REQUIRED ACTIONS =
a - From the passage on rent renewal, extract the text between "Completing PART A." and "the second year.", inclusive.
b - Answer these questions using the passage on rent renewal:
(i) Which part of the form must the owner fully complete?
(ii) In the sample form, what guideline increase is shown for a one-year lease renewal?
(iii) How many days does the tenant have after the renewal offer to choose a lease term, sign the lease, and return it?

Completing PART A. On the form, the owner must fully complete PART A, which explains how the new rent has been computed. We’ve provided a sample RTP-8 form (see the August issue PDF, p. 7) illustrating how an owner might fill out the form. Assuming a legal rent of $1,000 on Sept. 30 preceding the commencement date of a renewal lease, the sample form shows a guideline increase of $30 for a one-year lease renewal and increases of $27.50 for the first year and $32.88 for the second year on a two-year renewal lease. Therefore, the new legal rent for the sample apartment should the tenant choose a two-year lease renewal would be $1,027.50 for the first year and $1,060.38 for the second year.
Tenant’s timeline. After the renewal offer is made, the tenant has 60 days to choose a lease term, sign the lease, and return it to the owner. If the tenant doesn’t accept the renewal lease offer within this 60-day period, the owner may refuse to renew the lease and, if the tenant hasn’t moved out after the expiration of the current lease, may also proceed in court to have the tenant evicted.

Items from a data source =
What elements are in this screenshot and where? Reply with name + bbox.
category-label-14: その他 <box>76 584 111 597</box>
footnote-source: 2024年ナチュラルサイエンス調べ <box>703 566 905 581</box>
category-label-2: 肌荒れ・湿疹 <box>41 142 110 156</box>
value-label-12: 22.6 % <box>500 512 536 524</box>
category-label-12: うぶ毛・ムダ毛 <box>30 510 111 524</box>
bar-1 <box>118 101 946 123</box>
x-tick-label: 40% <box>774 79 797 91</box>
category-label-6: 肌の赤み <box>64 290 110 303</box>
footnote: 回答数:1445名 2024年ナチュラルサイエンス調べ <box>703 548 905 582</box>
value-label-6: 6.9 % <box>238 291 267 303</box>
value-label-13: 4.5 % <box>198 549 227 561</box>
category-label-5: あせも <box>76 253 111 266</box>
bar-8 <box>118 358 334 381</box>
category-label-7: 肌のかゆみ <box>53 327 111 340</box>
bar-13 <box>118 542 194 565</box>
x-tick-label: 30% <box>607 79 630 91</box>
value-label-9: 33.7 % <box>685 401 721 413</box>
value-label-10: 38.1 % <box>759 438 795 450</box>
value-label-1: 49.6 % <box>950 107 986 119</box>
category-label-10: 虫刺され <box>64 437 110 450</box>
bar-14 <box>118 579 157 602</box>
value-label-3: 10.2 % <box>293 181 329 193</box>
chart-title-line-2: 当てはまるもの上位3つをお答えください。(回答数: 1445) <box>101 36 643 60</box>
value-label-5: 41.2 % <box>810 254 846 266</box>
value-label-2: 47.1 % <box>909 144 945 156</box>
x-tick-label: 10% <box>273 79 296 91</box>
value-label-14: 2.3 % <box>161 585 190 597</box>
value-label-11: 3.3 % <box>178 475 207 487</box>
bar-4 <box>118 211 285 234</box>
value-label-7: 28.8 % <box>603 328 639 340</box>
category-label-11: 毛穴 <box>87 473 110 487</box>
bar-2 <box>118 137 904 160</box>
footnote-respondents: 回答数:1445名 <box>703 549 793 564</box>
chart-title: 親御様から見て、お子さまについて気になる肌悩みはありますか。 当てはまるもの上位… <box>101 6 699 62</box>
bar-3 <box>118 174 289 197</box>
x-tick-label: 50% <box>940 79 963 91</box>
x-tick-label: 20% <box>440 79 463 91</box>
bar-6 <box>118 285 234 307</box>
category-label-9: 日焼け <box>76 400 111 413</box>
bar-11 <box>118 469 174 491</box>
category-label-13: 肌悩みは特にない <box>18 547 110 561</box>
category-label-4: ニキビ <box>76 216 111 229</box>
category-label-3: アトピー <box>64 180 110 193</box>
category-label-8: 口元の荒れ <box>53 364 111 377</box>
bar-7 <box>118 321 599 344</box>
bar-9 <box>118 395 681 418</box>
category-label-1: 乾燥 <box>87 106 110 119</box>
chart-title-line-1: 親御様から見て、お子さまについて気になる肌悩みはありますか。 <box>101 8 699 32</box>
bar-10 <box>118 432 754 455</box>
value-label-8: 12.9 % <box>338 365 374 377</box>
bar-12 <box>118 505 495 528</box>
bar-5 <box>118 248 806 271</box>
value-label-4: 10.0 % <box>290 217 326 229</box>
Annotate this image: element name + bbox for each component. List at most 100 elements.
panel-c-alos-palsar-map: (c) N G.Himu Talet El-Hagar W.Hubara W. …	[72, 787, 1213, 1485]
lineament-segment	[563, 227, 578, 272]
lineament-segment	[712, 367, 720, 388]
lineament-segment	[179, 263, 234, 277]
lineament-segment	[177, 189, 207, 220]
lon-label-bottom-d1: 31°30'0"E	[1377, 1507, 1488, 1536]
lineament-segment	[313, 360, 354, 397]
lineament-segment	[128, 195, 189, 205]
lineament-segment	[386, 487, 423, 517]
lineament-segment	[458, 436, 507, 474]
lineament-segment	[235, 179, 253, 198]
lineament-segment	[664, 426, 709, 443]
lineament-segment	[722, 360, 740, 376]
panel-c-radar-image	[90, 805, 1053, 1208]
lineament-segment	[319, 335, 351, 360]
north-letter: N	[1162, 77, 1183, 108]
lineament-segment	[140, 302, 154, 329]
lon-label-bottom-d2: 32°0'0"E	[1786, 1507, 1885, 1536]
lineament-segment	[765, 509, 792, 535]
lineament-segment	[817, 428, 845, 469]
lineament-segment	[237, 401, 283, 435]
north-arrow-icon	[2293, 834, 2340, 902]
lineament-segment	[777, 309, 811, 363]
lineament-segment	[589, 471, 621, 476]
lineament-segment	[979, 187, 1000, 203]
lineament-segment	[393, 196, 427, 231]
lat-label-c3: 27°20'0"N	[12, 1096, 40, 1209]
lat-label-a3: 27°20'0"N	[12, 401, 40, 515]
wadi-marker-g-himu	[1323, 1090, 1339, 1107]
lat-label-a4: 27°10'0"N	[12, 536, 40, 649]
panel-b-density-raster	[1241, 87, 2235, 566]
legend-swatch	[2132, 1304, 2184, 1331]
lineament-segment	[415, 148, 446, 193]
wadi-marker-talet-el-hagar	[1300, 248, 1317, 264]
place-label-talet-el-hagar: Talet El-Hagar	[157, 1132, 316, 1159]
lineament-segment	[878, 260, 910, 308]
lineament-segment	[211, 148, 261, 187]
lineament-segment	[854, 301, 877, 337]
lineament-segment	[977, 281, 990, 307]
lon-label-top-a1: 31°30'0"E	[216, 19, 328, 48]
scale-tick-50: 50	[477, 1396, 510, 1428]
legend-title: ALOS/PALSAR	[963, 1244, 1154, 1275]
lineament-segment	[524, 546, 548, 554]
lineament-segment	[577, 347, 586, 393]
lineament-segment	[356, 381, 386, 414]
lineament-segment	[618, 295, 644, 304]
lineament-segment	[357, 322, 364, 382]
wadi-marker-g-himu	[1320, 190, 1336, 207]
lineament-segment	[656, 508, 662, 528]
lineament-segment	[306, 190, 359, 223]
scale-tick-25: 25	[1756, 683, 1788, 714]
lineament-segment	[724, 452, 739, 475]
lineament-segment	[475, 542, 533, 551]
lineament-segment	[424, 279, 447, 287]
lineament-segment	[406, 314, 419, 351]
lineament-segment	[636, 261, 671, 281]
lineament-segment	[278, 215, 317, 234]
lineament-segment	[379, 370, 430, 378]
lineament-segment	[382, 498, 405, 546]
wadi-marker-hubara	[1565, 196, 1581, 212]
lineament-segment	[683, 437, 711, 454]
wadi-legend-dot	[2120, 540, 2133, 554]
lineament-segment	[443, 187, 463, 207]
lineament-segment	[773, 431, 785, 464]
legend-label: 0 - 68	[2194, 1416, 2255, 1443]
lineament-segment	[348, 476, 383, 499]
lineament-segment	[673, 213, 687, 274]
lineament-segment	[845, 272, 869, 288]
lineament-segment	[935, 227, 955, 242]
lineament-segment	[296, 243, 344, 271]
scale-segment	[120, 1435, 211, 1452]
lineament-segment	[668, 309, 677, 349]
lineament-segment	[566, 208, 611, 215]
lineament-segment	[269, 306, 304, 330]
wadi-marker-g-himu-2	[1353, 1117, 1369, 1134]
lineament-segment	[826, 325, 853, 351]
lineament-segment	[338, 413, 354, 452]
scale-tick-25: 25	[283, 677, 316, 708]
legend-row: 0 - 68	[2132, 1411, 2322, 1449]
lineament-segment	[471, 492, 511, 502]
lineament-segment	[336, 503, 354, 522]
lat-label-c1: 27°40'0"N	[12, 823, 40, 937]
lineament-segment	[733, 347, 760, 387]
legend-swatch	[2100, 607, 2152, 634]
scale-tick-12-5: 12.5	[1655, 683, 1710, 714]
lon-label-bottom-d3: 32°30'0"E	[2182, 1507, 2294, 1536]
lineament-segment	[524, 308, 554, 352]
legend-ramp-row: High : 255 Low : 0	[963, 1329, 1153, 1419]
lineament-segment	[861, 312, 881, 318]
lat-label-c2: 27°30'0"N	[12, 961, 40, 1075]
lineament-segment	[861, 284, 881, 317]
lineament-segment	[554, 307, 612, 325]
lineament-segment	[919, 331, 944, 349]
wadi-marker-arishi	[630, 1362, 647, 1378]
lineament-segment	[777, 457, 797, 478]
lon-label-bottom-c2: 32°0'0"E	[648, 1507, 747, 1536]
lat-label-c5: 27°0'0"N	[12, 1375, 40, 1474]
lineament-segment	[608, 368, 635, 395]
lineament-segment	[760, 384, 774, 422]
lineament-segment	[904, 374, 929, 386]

ANSWERS TO THE EXERCISE =
a -
Completing PART A. On the form, the owner must fully complete PART A, which explains how the new rent has been computed. We’ve provided a sample RTP-8 form (see the August issue PDF, p. 7) illustrating how an owner might fill out the form. Assuming a legal rent of $1,000 on Sept. 30 preceding the commencement date of a renewal lease, the sample form shows a guideline increase of $30 for a one-year lease renewal and increases of $27.50 for the first year and $32.88 for the second year on a two-year renewal lease. Therefore, the new legal rent for the sample apartment should the tenant choose a two-year lease renewal would be $1,027.50 for the first year and $1,060.38 for the second year.

b -
(i) PART A
(ii) $30
(iii) 60 days